EXERCISE:
Go through the entries one line at a time, and gather every line that has the word "Daily".

[Dataset records]
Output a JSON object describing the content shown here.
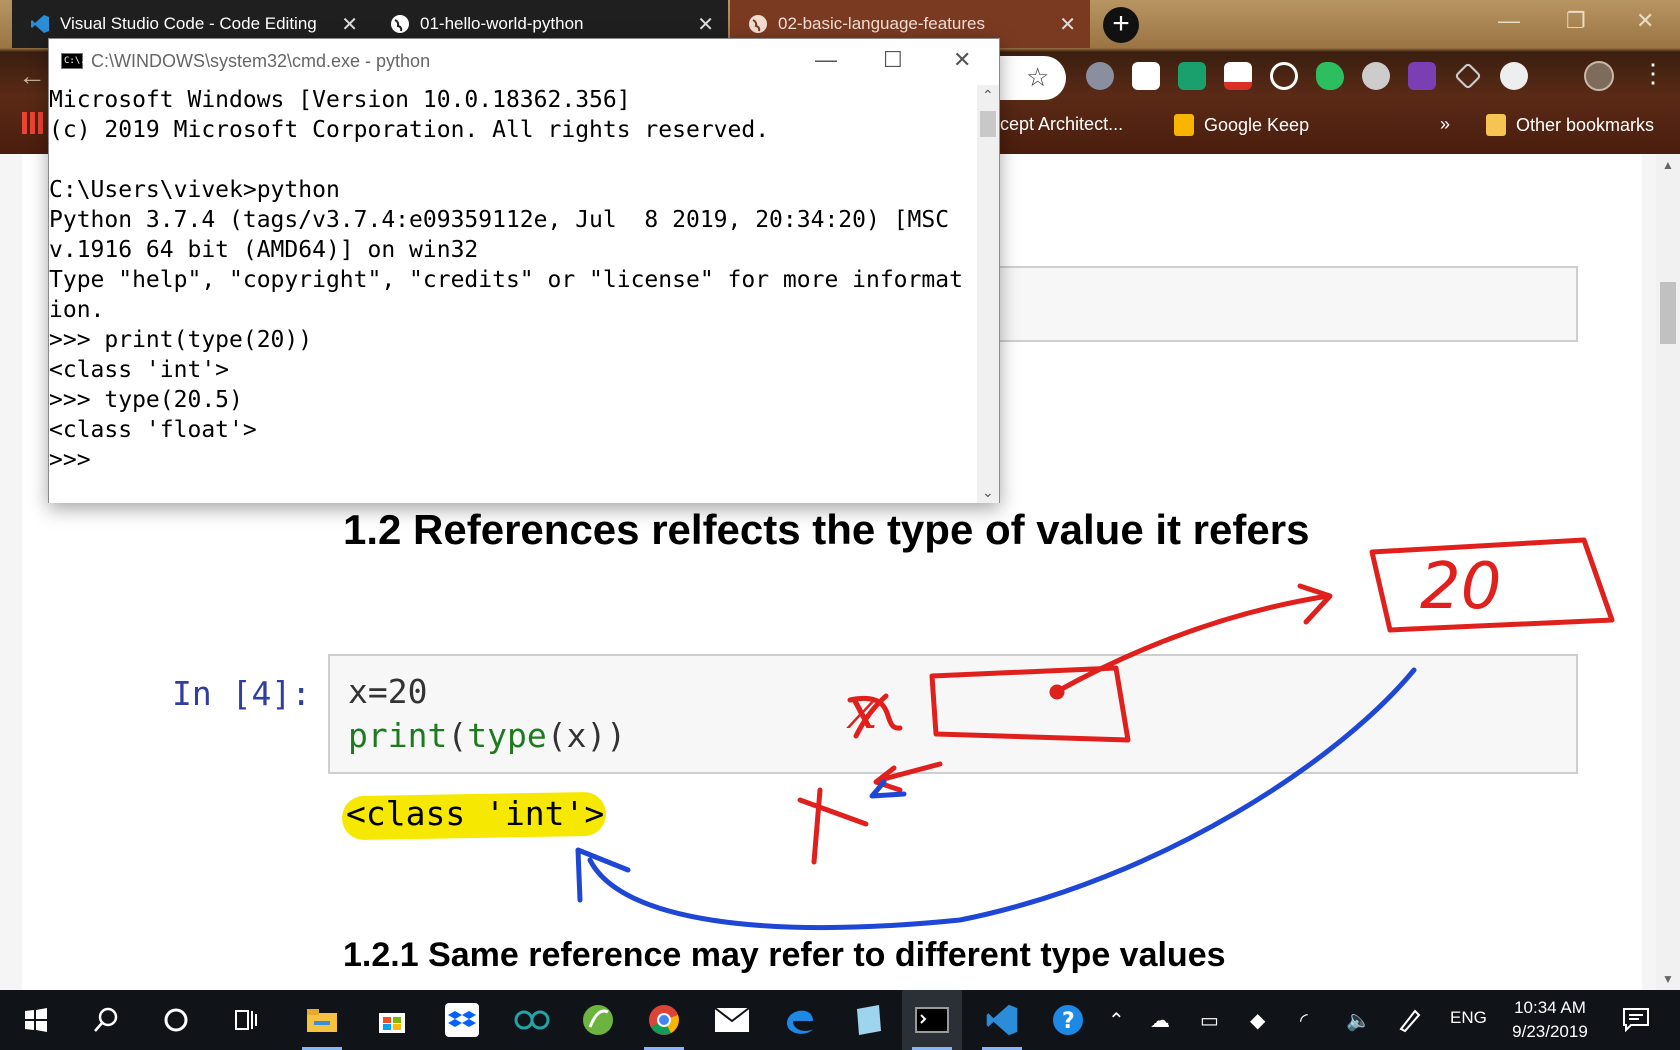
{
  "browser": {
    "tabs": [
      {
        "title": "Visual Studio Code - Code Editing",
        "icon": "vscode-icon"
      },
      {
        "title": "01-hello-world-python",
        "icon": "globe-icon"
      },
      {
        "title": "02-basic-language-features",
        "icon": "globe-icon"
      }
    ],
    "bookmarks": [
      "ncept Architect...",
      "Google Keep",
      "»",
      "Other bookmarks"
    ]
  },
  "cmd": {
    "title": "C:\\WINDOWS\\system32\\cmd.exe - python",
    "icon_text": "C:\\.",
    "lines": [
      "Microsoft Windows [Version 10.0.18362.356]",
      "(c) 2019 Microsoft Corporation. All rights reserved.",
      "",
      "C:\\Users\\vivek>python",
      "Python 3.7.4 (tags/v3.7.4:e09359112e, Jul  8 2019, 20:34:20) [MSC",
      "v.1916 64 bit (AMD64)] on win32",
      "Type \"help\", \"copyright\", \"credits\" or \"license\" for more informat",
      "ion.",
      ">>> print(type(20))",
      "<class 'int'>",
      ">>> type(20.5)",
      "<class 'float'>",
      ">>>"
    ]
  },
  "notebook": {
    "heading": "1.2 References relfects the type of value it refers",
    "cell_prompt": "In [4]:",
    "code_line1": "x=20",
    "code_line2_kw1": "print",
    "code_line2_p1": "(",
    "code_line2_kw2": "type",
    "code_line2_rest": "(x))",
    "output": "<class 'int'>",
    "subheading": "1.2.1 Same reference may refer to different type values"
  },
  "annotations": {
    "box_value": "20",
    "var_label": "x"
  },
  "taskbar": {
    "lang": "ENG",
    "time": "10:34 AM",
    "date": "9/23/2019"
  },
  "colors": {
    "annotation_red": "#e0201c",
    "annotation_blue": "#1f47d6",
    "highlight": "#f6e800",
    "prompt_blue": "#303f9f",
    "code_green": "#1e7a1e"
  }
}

--

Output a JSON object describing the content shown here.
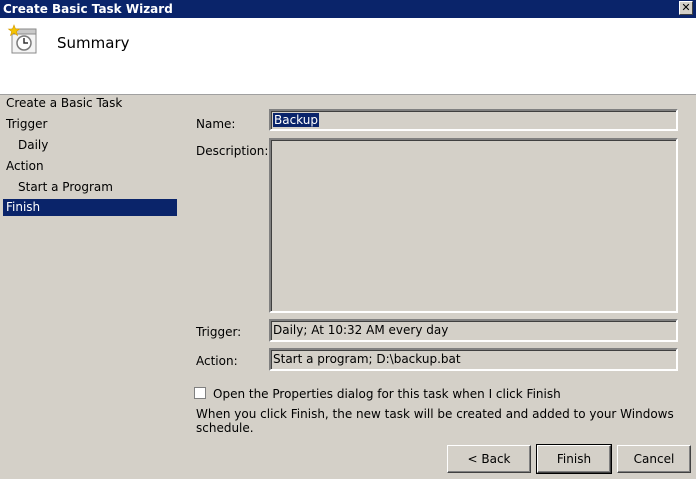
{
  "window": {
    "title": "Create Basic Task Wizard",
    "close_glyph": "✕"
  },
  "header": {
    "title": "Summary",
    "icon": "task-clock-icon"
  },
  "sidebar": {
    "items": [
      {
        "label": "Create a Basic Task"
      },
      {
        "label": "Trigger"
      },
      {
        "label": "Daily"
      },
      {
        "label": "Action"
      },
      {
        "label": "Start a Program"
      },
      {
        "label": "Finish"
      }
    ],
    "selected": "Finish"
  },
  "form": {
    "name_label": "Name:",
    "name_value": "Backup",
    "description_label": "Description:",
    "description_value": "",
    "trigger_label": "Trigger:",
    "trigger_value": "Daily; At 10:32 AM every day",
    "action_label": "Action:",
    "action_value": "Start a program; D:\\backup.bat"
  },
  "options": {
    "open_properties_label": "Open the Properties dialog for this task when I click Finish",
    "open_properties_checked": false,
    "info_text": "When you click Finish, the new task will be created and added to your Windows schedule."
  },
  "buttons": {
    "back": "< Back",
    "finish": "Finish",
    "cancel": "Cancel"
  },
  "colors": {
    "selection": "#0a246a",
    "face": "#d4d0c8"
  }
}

FULL RESPONSE:
        "label": "Daily"
    "trigger_value": "Daily; At 10:32 AM every day",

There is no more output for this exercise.